ESERCIZI.
1. Riporta parola per parola il tratto del brano sulla memoria delle donne che va da "Il problema è" fino a "se le costruiscono?".
2. Le affermazioni seguenti concordano con il brano sulla memoria delle donne? Rispondi sì o no a ciascuna, citando fedelmente le parole del brano che lo stabiliscono. (a) I figli maschi di Lorenzo il Magnifico studiavano greco e latino. (b) Secondo l'Associazione Toponomastica Femminile, nei Comuni italiani ogni 100 strade e luoghi pubblici intitolati a uomini ce ne sono 17 dedicati a donne. (c) Il brano giudica una bella notizia che gran parte delle intitolazioni a donne riguardi figure religiose.

BRANO FORNITO.
....
In parte è possibile, perché le donne non avevano accesso alla formazione (basti ricordare che i figli di Lorenzo il Magnifico, Piero e Giovanni, studiavano greco e latino, la figlia Lucrezia il cucito e il canto). E se puta caso erano figlie di artisti e quindi potevano imparare un poco di arte, finivano con l’esercitarsi in quelle minori (fosse mai che mettessero piede in una scuola di nudo!). In parte però non è possibile: nonostante tutti i meccanismi di esclusione che tagliavano le ali alle donne, che ne sono state alcune che hanno fatto cose importanti o belle, hanno dato il loro contributo alla storia, ma non sono diventate famose perché non stavano nelle reti sociali giuste e non hanno avuto nessuno che si preoccupasse di salvare e tramandare la loro memoria. Anche mariti, figli e nipoti tendevano a considerare hobby quello che per un uomo sarebbe stato talento artistico o contributo al sapere dell’uomo, e dunque degno di essere narrato.

Il problema è che le narrazioni ci accarezzano quando siamo piccoli e ci accompagnano man mano che cresciamo, assumendo un ruolo essenziale nel nostro percorso esistenziale. Compreso quello che ci porta a farci un’idea di cosa significa essere donna e cosa significa essere uomo e che cosa ci si aspetta all’una e dall’altro e, insomma, qual è il ruolo di ciascuno nella società.

La bambina o il bambino che a catechismo incontra solo storie di profeti – mai di profetesse – o di apostoli – e nessuna apostola; la ragazzina o il ragazzino che a scuola studia una storia fatta di re e imperatori e dove le poche regine sono note solo per essere amanti di qualcuno, come Cleopatra; l’adolescente che si accosta a una storia dell’arte dipinta solo da maschi… Che immagine introiettano delle donne e del loro ruolo? Sulla base di quali racconti se le costruiscono?

Pende sulla storia delle donne una specie di damnatio memoriae, che è stata sistematica e capillare, nei libri, nelle arti, perfino nei luoghi. Basti pensare che, secondo l’Associazione Toponomastica Femminile, nei Comuni italiani ogni 100 strade e luoghi pubblici intitolati a uomini solo 7,5 sono dedicati a donne. Di questi, nel 60 % dei casi, si tratta di figure religiose (ad esempio sante o monache): che può sembrare una bella notizia, ma non lo è. È come dire che se diventi santa meriti di essere ricordata, altrimenti no.
....
DATI FORNITI.
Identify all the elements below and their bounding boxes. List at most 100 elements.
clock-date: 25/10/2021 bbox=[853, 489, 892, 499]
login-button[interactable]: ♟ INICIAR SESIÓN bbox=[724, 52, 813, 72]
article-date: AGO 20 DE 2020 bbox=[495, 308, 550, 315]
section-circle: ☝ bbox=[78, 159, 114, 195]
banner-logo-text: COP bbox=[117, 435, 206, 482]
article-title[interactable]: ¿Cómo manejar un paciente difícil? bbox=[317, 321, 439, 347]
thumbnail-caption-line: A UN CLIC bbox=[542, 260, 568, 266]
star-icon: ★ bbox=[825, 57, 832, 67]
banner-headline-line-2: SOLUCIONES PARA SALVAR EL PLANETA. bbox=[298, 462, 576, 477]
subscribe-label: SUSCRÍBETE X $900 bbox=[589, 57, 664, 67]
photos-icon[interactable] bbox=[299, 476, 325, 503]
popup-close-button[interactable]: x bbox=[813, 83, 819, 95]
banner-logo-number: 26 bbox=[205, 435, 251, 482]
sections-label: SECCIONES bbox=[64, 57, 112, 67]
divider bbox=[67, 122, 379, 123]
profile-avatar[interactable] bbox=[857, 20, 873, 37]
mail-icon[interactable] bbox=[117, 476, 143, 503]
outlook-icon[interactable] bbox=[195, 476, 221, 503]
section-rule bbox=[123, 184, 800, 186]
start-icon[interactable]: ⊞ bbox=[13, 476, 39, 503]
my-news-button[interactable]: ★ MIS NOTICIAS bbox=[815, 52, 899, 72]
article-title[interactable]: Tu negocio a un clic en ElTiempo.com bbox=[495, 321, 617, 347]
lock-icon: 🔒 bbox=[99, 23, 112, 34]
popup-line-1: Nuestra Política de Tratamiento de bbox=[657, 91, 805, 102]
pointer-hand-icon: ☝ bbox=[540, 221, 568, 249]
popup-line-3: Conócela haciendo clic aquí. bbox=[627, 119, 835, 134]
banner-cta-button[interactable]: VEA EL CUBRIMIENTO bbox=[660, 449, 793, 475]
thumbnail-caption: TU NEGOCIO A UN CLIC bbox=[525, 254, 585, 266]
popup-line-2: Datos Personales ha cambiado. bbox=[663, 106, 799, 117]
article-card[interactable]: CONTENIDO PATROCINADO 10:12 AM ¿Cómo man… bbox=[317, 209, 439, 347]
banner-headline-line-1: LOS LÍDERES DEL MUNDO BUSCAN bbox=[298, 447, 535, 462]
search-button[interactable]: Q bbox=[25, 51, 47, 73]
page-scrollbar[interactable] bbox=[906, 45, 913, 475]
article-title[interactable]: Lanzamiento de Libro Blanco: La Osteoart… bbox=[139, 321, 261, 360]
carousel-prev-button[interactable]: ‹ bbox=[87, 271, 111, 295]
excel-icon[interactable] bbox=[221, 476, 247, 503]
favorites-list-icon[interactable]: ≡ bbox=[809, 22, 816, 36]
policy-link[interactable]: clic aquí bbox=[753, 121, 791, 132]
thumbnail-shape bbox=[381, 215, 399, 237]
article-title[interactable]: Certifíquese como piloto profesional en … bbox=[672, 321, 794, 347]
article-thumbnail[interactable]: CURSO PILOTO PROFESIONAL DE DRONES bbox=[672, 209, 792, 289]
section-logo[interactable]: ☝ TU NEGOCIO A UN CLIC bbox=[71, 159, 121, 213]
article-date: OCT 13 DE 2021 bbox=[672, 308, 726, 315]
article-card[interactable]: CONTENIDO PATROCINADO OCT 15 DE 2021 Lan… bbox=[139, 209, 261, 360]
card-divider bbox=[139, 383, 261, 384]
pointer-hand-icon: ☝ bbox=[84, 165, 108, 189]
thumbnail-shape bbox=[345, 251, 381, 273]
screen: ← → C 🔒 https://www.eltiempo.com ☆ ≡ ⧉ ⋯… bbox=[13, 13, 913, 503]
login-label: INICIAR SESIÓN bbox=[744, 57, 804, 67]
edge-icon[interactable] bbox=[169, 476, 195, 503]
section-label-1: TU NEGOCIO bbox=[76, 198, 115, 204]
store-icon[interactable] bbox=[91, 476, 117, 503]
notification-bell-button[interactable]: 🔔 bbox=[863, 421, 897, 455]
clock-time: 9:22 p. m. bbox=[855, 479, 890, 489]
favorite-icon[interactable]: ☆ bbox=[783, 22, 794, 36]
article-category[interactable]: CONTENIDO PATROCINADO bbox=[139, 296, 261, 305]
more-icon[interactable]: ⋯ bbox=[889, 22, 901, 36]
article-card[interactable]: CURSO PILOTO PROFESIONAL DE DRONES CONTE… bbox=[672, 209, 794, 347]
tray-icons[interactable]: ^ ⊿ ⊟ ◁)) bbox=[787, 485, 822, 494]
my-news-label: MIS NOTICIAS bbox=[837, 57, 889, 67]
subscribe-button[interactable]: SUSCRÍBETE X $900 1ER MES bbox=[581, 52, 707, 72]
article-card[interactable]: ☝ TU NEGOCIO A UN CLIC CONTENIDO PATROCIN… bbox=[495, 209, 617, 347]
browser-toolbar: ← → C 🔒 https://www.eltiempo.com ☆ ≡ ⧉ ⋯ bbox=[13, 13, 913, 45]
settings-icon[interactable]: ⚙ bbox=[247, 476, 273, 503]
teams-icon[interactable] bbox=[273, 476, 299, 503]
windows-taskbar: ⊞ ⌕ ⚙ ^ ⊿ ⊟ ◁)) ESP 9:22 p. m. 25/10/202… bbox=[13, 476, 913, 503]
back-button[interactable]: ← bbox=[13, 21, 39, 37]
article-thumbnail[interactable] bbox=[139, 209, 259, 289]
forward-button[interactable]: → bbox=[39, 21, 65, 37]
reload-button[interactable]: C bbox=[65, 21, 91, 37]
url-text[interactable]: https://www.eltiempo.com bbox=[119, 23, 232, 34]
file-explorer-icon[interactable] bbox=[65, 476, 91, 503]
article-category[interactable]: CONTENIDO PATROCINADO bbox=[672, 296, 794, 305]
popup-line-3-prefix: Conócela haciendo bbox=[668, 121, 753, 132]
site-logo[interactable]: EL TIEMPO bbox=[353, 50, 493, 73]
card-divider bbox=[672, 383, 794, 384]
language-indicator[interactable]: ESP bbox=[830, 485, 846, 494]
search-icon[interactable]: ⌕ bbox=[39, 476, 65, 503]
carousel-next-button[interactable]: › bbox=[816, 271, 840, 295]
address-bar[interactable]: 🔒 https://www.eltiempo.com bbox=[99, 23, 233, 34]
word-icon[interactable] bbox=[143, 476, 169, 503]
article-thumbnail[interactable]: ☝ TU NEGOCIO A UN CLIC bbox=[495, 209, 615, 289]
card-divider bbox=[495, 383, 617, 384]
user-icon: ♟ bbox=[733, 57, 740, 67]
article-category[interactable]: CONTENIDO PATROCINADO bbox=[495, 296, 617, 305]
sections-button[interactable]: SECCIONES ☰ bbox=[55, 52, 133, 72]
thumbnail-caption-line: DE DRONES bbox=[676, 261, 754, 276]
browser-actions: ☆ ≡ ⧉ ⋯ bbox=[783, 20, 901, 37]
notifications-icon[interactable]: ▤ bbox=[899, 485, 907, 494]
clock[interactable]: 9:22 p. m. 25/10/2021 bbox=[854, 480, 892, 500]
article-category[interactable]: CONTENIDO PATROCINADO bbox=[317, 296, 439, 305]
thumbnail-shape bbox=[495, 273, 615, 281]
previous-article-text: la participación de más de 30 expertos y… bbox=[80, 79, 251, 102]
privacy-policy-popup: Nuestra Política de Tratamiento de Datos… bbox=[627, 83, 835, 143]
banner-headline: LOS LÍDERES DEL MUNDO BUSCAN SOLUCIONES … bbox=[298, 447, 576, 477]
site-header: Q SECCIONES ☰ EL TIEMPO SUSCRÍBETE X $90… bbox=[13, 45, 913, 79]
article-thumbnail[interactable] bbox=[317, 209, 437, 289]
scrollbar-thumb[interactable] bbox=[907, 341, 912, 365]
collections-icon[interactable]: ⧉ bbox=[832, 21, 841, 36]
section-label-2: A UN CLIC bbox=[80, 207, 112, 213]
....
SOLUZIONI PER ESERCIZIO.
1.
Il problema è che le narrazioni ci accarezzano quando siamo piccoli e ci accompagnano man mano che cresciamo, assumendo un ruolo essenziale nel nostro percorso esistenziale. Compreso quello che ci porta a farci un’idea di cosa significa essere donna e cosa significa essere uomo e che cosa ci si aspetta all’una e dall’altro e, insomma, qual è il ruolo di ciascuno nella società.

La bambina o il bambino che a catechismo incontra solo storie di profeti – mai di profetesse – o di apostoli – e nessuna apostola; la ragazzina o il ragazzino che a scuola studia una storia fatta di re e imperatori e dove le poche regine sono note solo per essere amanti di qualcuno, come Cleopatra; l’adolescente che si accosta a una storia dell’arte dipinta solo da maschi… Che immagine introiettano delle donne e del loro ruolo? Sulla base di quali racconti se le costruiscono?

2.
(a) Sì: "i figli di Lorenzo il Magnifico, Piero e Giovanni, studiavano greco e latino".
(b) No: "ogni 100 strade e luoghi pubblici intitolati a uomini solo 7,5 sono dedicati a donne".
(c) No: "che può sembrare una bella notizia, ma non lo è".